Return the records that follow unaltered. Omit every picture.

+++ TASK DATA +++

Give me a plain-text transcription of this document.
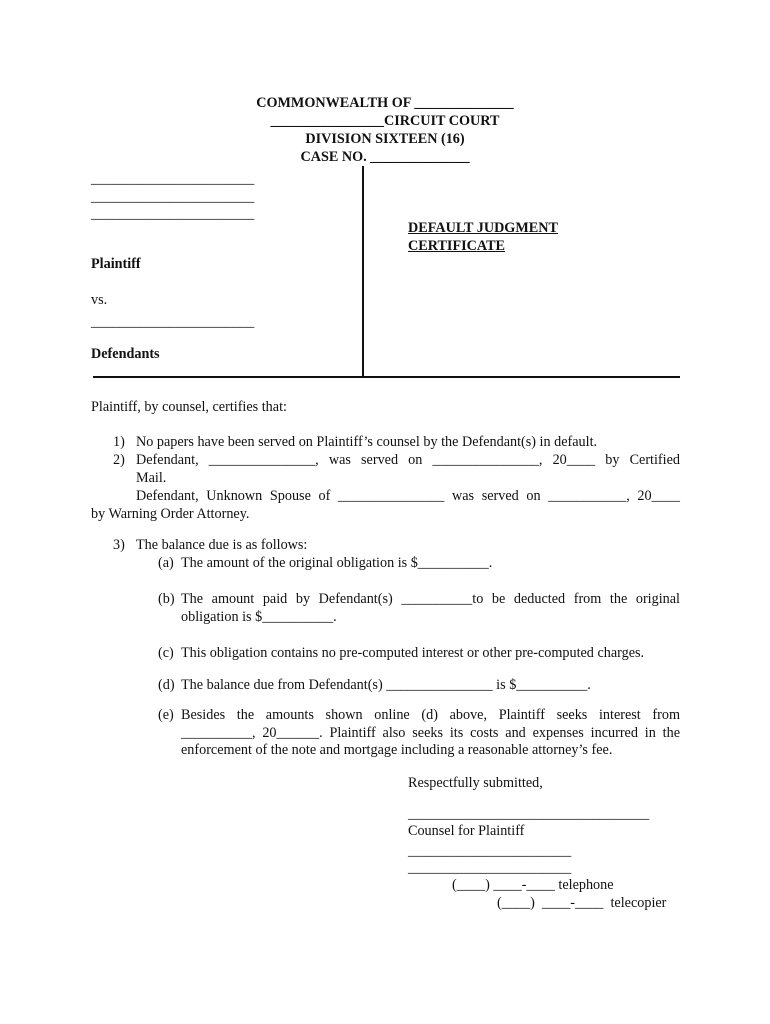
COMMONWEALTH OF ______________
________________CIRCUIT COURT
DIVISION SIXTEEN (16)
CASE NO. ______________
_______________________
_______________________
_______________________
Plaintiff
vs.
_______________________
Defendants
DEFAULT JUDGMENT
CERTIFICATE
Plaintiff, by counsel, certifies that:
1) No papers have been served on Plaintiff’s counsel by the Defendant(s) in default.
2) Defendant, _______________, was served on _______________, 20____ by Certified
Mail.
Defendant, Unknown Spouse of _______________ was served on ___________, 20____
by Warning Order Attorney.
3) The balance due is as follows:
(a) The amount of the original obligation is $__________.
(b) The amount paid by Defendant(s) __________to be deducted from the original
obligation is $__________.
(c) This obligation contains no pre-computed interest or other pre-computed charges.
(d) The balance due from Defendant(s) _______________ is $__________.
(e) Besides the amounts shown online (d) above, Plaintiff seeks interest from
__________, 20______. Plaintiff also seeks its costs and expenses incurred in the
enforcement of the note and mortgage including a reasonable attorney’s fee.
Respectfully submitted,
__________________________________
Counsel for Plaintiff
_______________________
_______________________
(____) ____-____ telephone
(____)  ____-____  telecopier
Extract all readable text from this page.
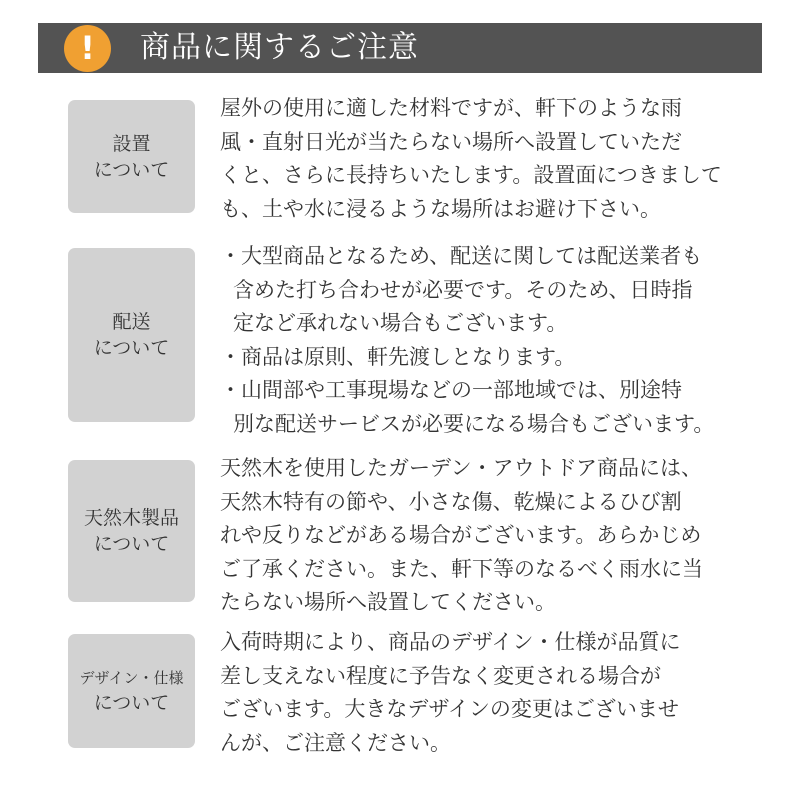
!	商品に関するご注意
設置
について
屋外の使用に適した材料ですが、軒下のような雨
風・直射日光が当たらない場所へ設置していただ
くと、さらに長持ちいたします。設置面につきまして
も、土や水に浸るような場所はお避け下さい。
配送
について
・大型商品となるため、配送に関しては配送業者も
含めた打ち合わせが必要です。そのため、日時指
定など承れない場合もございます。
・商品は原則、軒先渡しとなります。
・山間部や工事現場などの一部地域では、別途特
別な配送サービスが必要になる場合もございます。
天然木製品
について
天然木を使用したガーデン・アウトドア商品には、
天然木特有の節や、小さな傷、乾燥によるひび割
れや反りなどがある場合がございます。あらかじめ
ご了承ください。また、軒下等のなるべく雨水に当
たらない場所へ設置してください。
デザイン・仕様
について
入荷時期により、商品のデザイン・仕様が品質に
差し支えない程度に予告なく変更される場合が
ございます。大きなデザインの変更はございませ
んが、ご注意ください。
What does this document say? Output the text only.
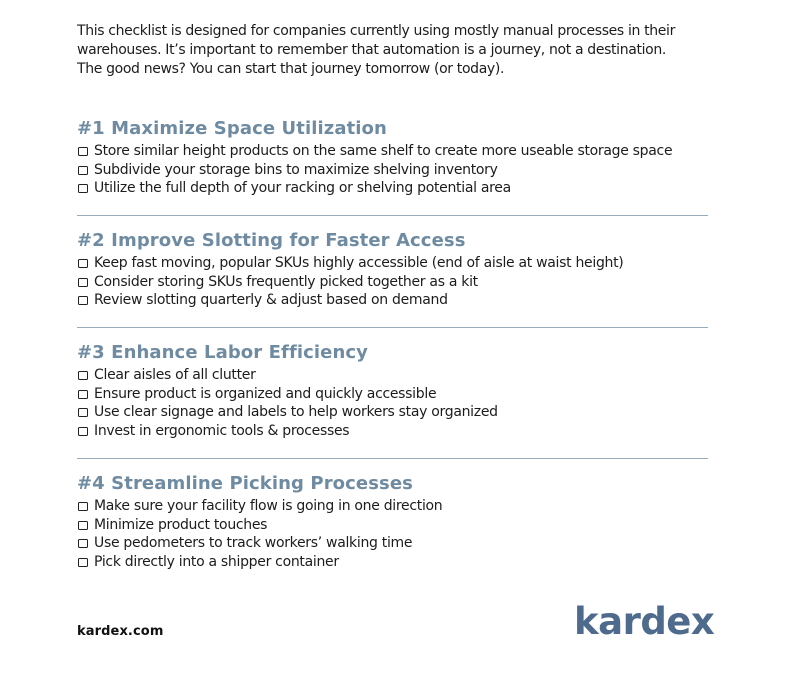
This checklist is designed for companies currently using mostly manual processes in their

warehouses. It’s important to remember that automation is a journey, not a destination.

The good news? You can start that journey tomorrow (or today).

#1 Maximize Space Utilization
Store similar height products on the same shelf to create more useable storage space
Subdivide your storage bins to maximize shelving inventory
Utilize the full depth of your racking or shelving potential area
#2 Improve Slotting for Faster Access
Keep fast moving, popular SKUs highly accessible (end of aisle at waist height)
Consider storing SKUs frequently picked together as a kit
Review slotting quarterly & adjust based on demand
#3 Enhance Labor Efficiency
Clear aisles of all clutter
Ensure product is organized and quickly accessible
Use clear signage and labels to help workers stay organized
Invest in ergonomic tools & processes
#4 Streamline Picking Processes
Make sure your facility flow is going in one direction
Minimize product touches
Use pedometers to track workers’ walking time
Pick directly into a shipper container
kardex.com	kardex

+++

- [EXERCISE OUTPUT]
Give me a plain-text transcription of this document.
COMMONWEALTH OF ______________
________________CIRCUIT COURT
DIVISION SIXTEEN (16)
CASE NO. ______________
_______________________
_______________________
_______________________
Plaintiff
vs.
_______________________
Defendants
DEFAULT JUDGMENT
CERTIFICATE
Plaintiff, by counsel, certifies that:
1) No papers have been served on Plaintiff’s counsel by the Defendant(s) in default.
2) Defendant, _______________, was served on _______________, 20____ by Certified
Mail.
Defendant, Unknown Spouse of _______________ was served on ___________, 20____
by Warning Order Attorney.
3) The balance due is as follows:
(a) The amount of the original obligation is $__________.
(b) The amount paid by Defendant(s) __________to be deducted from the original
obligation is $__________.
(c) This obligation contains no pre-computed interest or other pre-computed charges.
(d) The balance due from Defendant(s) _______________ is $__________.
(e) Besides the amounts shown online (d) above, Plaintiff seeks interest from
__________, 20______. Plaintiff also seeks its costs and expenses incurred in the
enforcement of the note and mortgage including a reasonable attorney’s fee.
Respectfully submitted,
__________________________________
Counsel for Plaintiff
_______________________
_______________________
(____) ____-____ telephone
(____)  ____-____  telecopier
Extract all readable text from this page.
!	商品に関するご注意
設置
について
屋外の使用に適した材料ですが、軒下のような雨
風・直射日光が当たらない場所へ設置していただ
くと、さらに長持ちいたします。設置面につきまして
も、土や水に浸るような場所はお避け下さい。
配送
について
・大型商品となるため、配送に関しては配送業者も
含めた打ち合わせが必要です。そのため、日時指
定など承れない場合もございます。
・商品は原則、軒先渡しとなります。
・山間部や工事現場などの一部地域では、別途特
別な配送サービスが必要になる場合もございます。
天然木製品
について
天然木を使用したガーデン・アウトドア商品には、
天然木特有の節や、小さな傷、乾燥によるひび割
れや反りなどがある場合がございます。あらかじめ
ご了承ください。また、軒下等のなるべく雨水に当
たらない場所へ設置してください。
デザイン・仕様
について
入荷時期により、商品のデザイン・仕様が品質に
差し支えない程度に予告なく変更される場合が
ございます。大きなデザインの変更はございませ
んが、ご注意ください。
What does this document say? Output the text only.
This checklist is designed for companies currently using mostly manual processes in their

warehouses. It’s important to remember that automation is a journey, not a destination.

The good news? You can start that journey tomorrow (or today).

#1 Maximize Space Utilization
Store similar height products on the same shelf to create more useable storage space
Subdivide your storage bins to maximize shelving inventory
Utilize the full depth of your racking or shelving potential area
#2 Improve Slotting for Faster Access
Keep fast moving, popular SKUs highly accessible (end of aisle at waist height)
Consider storing SKUs frequently picked together as a kit
Review slotting quarterly & adjust based on demand
#3 Enhance Labor Efficiency
Clear aisles of all clutter
Ensure product is organized and quickly accessible
Use clear signage and labels to help workers stay organized
Invest in ergonomic tools & processes
#4 Streamline Picking Processes
Make sure your facility flow is going in one direction
Minimize product touches
Use pedometers to track workers’ walking time
Pick directly into a shipper container
kardex.com	kardex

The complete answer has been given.